_Exercise prompt_
Output all entries verbatim. Skip pictures.

_Source records_

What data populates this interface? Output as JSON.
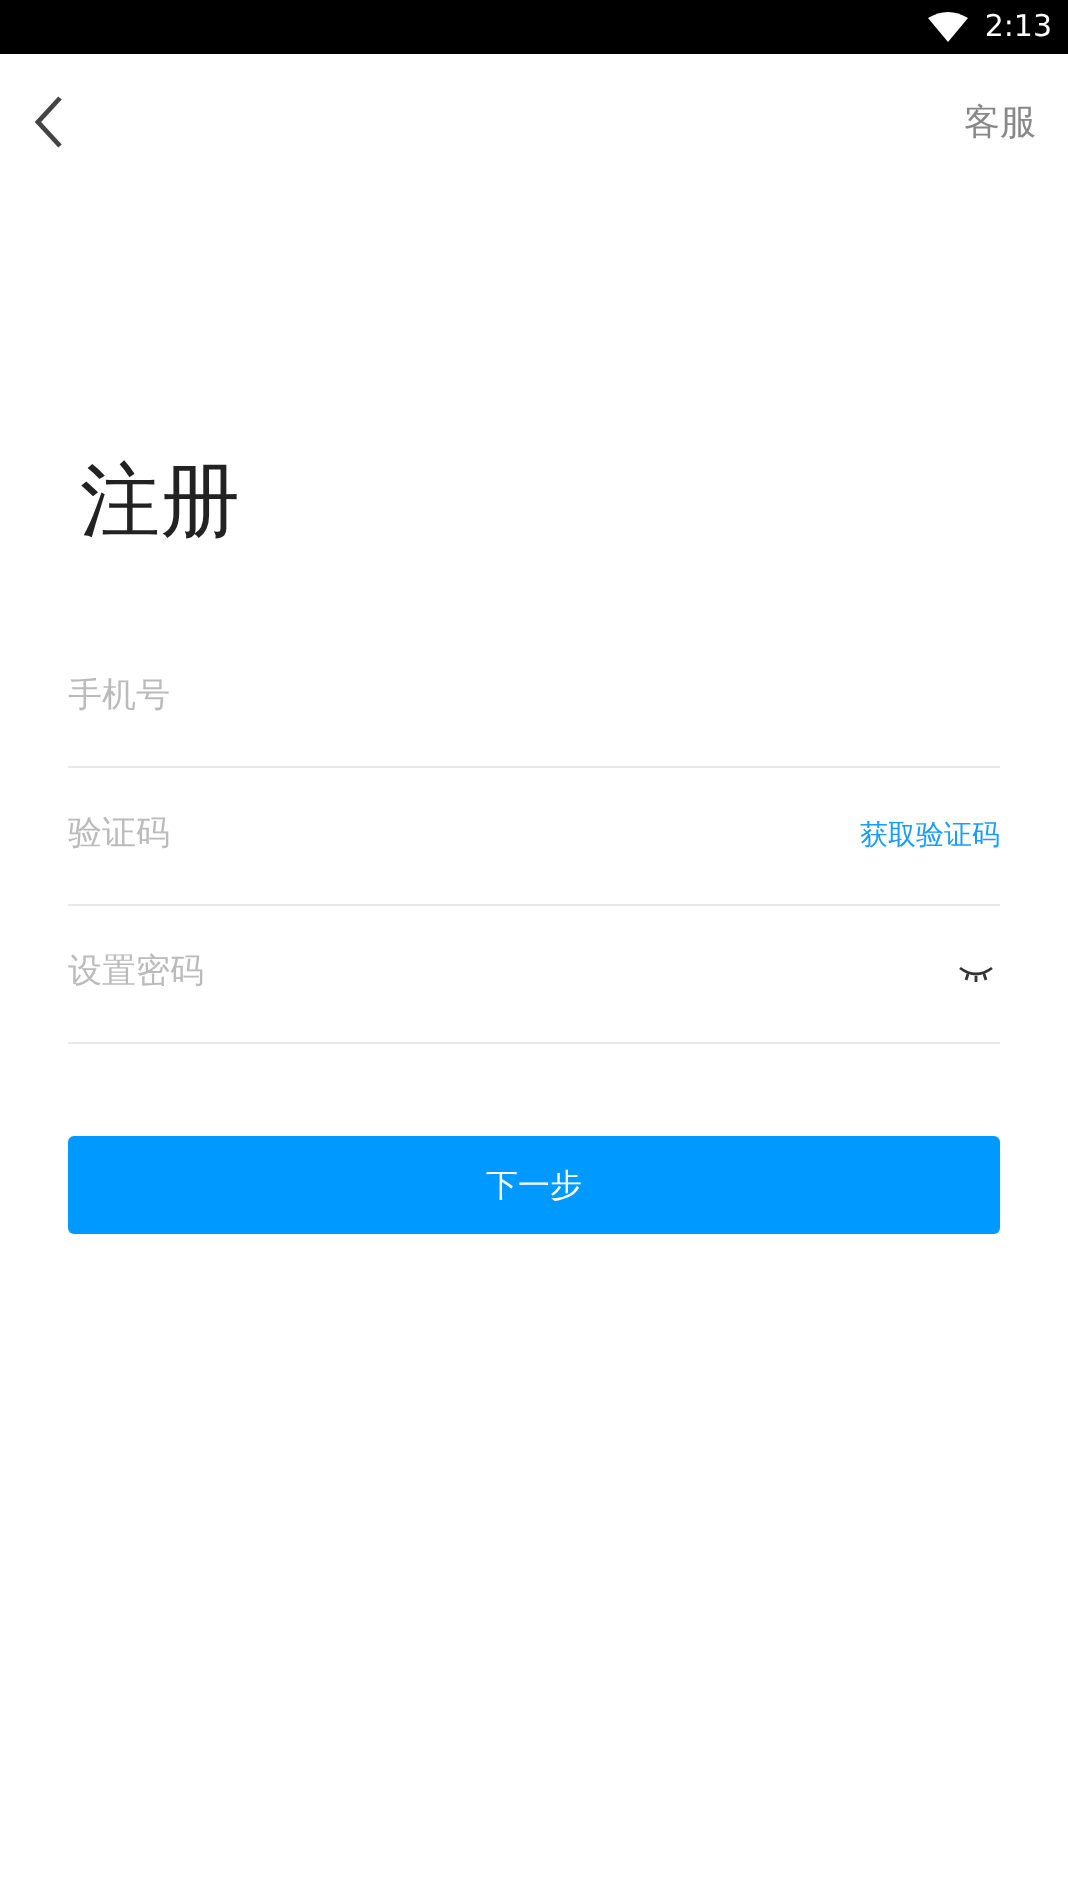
{
  "status_bar": {
    "time": "2:13"
  },
  "header": {
    "service_link": "客服"
  },
  "title": "注册",
  "fields": [
    {
      "kind": "phone",
      "placeholder": "手机号"
    },
    {
      "kind": "code",
      "placeholder": "验证码",
      "action": "获取验证码"
    },
    {
      "kind": "password",
      "placeholder": "设置密码"
    }
  ],
  "submit": "下一步"
}
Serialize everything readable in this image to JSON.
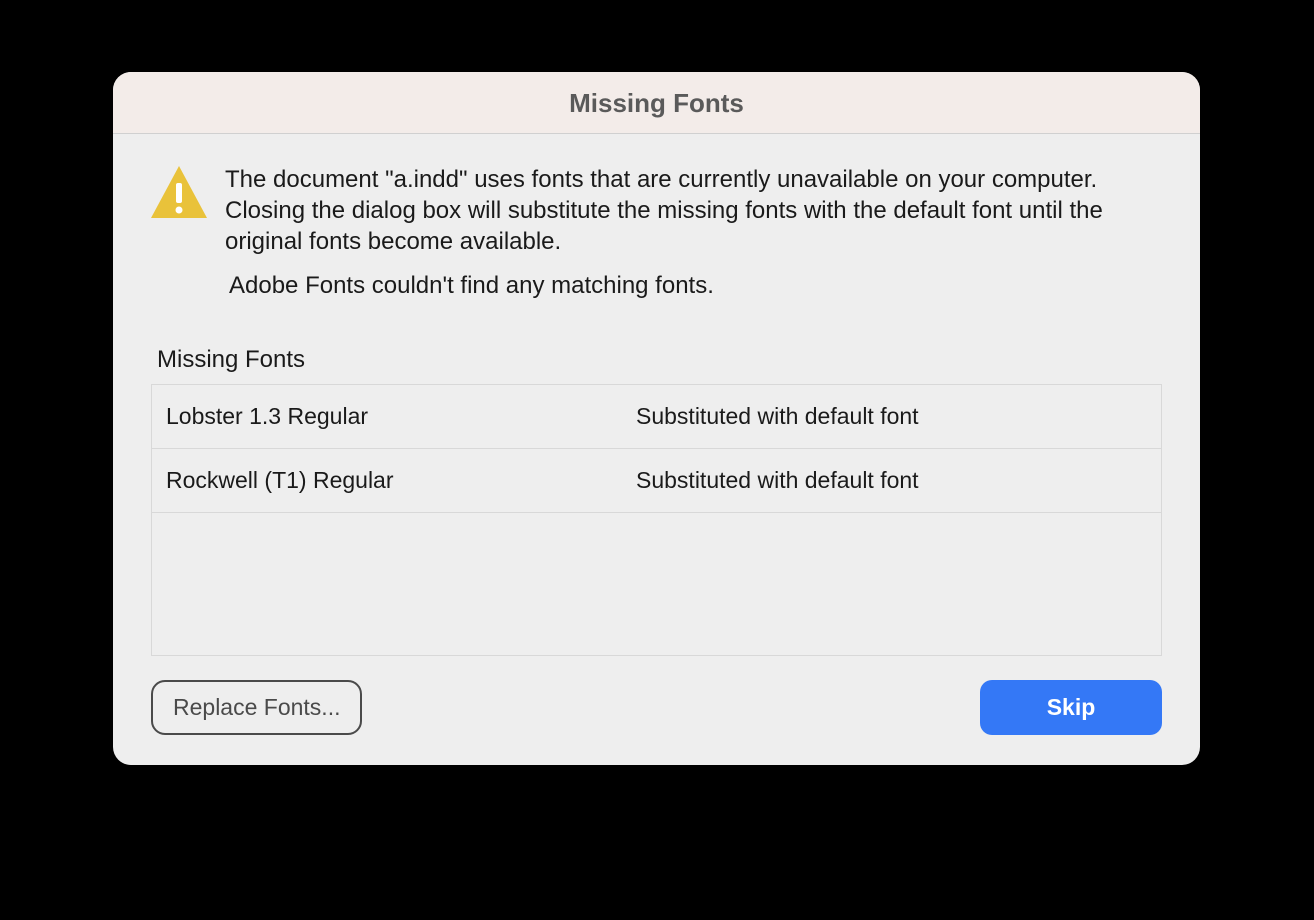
{
  "dialog": {
    "title": "Missing Fonts",
    "warning_message": "The document \"a.indd\" uses fonts that are currently unavailable on your computer. Closing the dialog box will substitute the missing fonts with the default font until the original fonts become available.",
    "adobe_fonts_message": "Adobe Fonts couldn't find any matching fonts.",
    "section_label": "Missing Fonts",
    "fonts": [
      {
        "name": "Lobster 1.3 Regular",
        "status": "Substituted with default font"
      },
      {
        "name": "Rockwell (T1) Regular",
        "status": "Substituted with default font"
      }
    ],
    "buttons": {
      "replace": "Replace Fonts...",
      "skip": "Skip"
    }
  }
}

_Answer to this exercise_
What data populates this interface? Output as JSON.
{
  "status_bar": {
    "time": "2:13"
  },
  "header": {
    "service_link": "客服"
  },
  "title": "注册",
  "fields": [
    {
      "kind": "phone",
      "placeholder": "手机号"
    },
    {
      "kind": "code",
      "placeholder": "验证码",
      "action": "获取验证码"
    },
    {
      "kind": "password",
      "placeholder": "设置密码"
    }
  ],
  "submit": "下一步"
}
Serialize everything readable in this image to JSON.
{
  "dialog": {
    "title": "Missing Fonts",
    "warning_message": "The document \"a.indd\" uses fonts that are currently unavailable on your computer. Closing the dialog box will substitute the missing fonts with the default font until the original fonts become available.",
    "adobe_fonts_message": "Adobe Fonts couldn't find any matching fonts.",
    "section_label": "Missing Fonts",
    "fonts": [
      {
        "name": "Lobster 1.3 Regular",
        "status": "Substituted with default font"
      },
      {
        "name": "Rockwell (T1) Regular",
        "status": "Substituted with default font"
      }
    ],
    "buttons": {
      "replace": "Replace Fonts...",
      "skip": "Skip"
    }
  }
}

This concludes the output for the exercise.